REQUEST: Identify each line in the records below that contains the word "name", and copy it.

MATERIAL TO PROCESS:
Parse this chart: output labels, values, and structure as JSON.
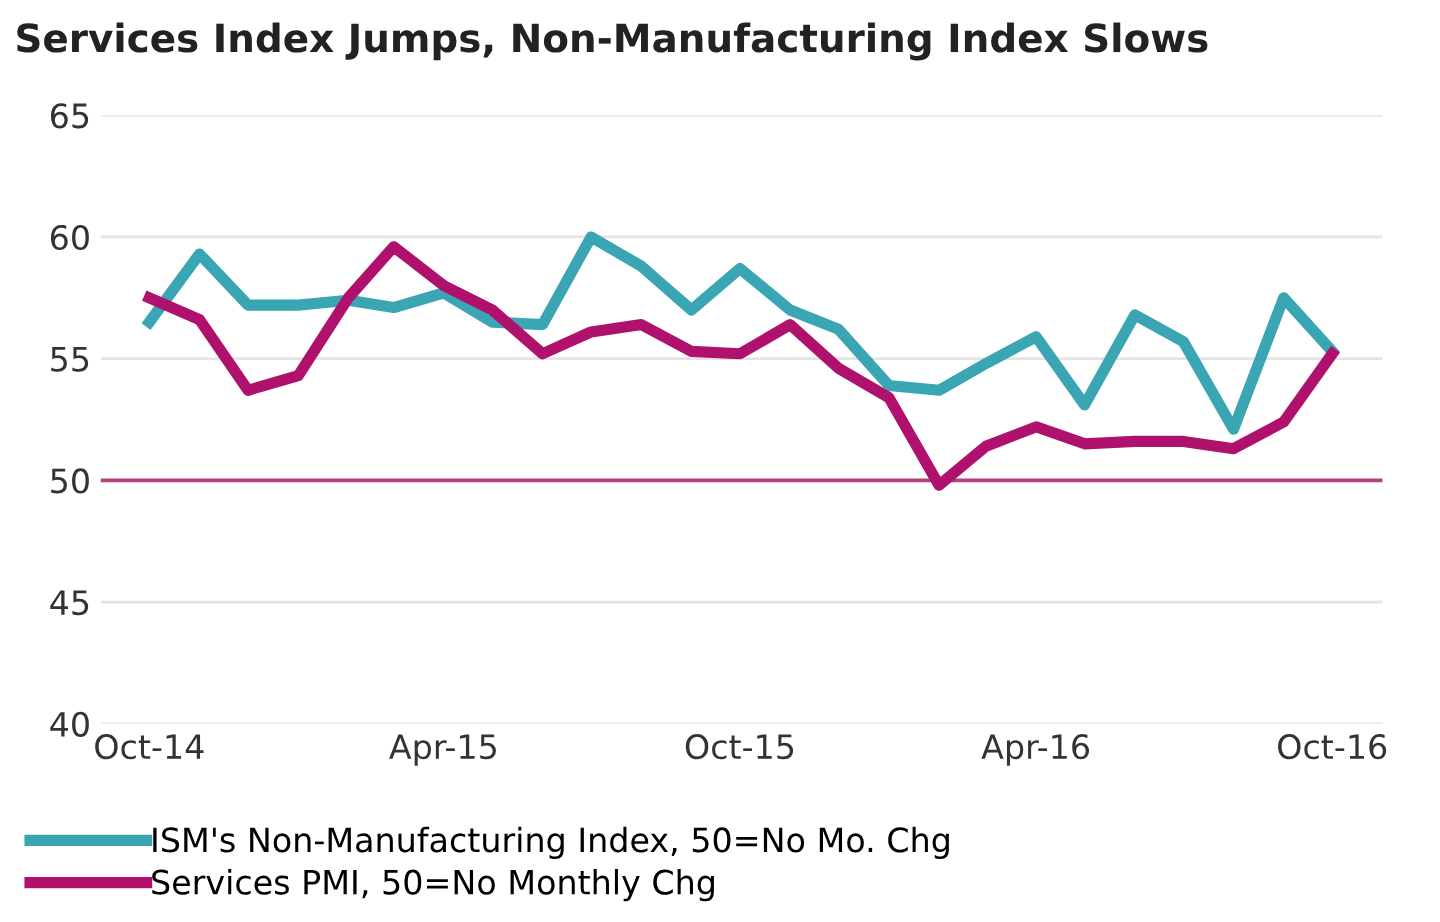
{
  "chart_data": {
    "type": "line",
    "title": "Services Index Jumps, Non-Manufacturing Index Slows",
    "x": [
      "2014-10",
      "2014-11",
      "2014-12",
      "2015-01",
      "2015-02",
      "2015-03",
      "2015-04",
      "2015-05",
      "2015-06",
      "2015-07",
      "2015-08",
      "2015-09",
      "2015-10",
      "2015-11",
      "2015-12",
      "2016-01",
      "2016-02",
      "2016-03",
      "2016-04",
      "2016-05",
      "2016-06",
      "2016-07",
      "2016-08",
      "2016-09",
      "2016-10"
    ],
    "series": [
      {
        "name": "ISM's Non-Manufacturing Index, 50=No Mo. Chg",
        "color": "#3aa6b4",
        "values": [
          56.5,
          59.3,
          57.2,
          57.2,
          57.4,
          57.1,
          57.7,
          56.5,
          56.4,
          60.0,
          58.8,
          57.0,
          58.7,
          57.0,
          56.2,
          53.9,
          53.7,
          54.8,
          55.9,
          53.1,
          56.8,
          55.7,
          52.1,
          57.5,
          55.3
        ]
      },
      {
        "name": "Services PMI, 50=No Monthly Chg",
        "color": "#b0116c",
        "values": [
          57.5,
          56.6,
          53.7,
          54.3,
          57.5,
          59.6,
          58.0,
          57.0,
          55.2,
          56.1,
          56.4,
          55.3,
          55.2,
          56.4,
          54.6,
          53.4,
          49.8,
          51.4,
          52.2,
          51.5,
          51.6,
          51.6,
          51.3,
          52.4,
          55.2
        ]
      }
    ],
    "xlim": [
      "2014-09",
      "2016-11"
    ],
    "xticks": [
      {
        "value": "2014-10",
        "label": "Oct-14"
      },
      {
        "value": "2015-04",
        "label": "Apr-15"
      },
      {
        "value": "2015-10",
        "label": "Oct-15"
      },
      {
        "value": "2016-04",
        "label": "Apr-16"
      },
      {
        "value": "2016-10",
        "label": "Oct-16"
      }
    ],
    "ylim": [
      40,
      65
    ],
    "yticks": [
      40,
      45,
      50,
      55,
      60,
      65
    ],
    "ref_lines": [
      {
        "axis": "y",
        "value": 50,
        "color": "#b5407e"
      }
    ],
    "grid": "y",
    "legend": "bottom left",
    "marker": "none",
    "line_style": "solid"
  }
}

ANSWER TO THE TASK:
        "name": "ISM's Non-Manufacturing Index, 50=No Mo. Chg",
        "name": "Services PMI, 50=No Monthly Chg",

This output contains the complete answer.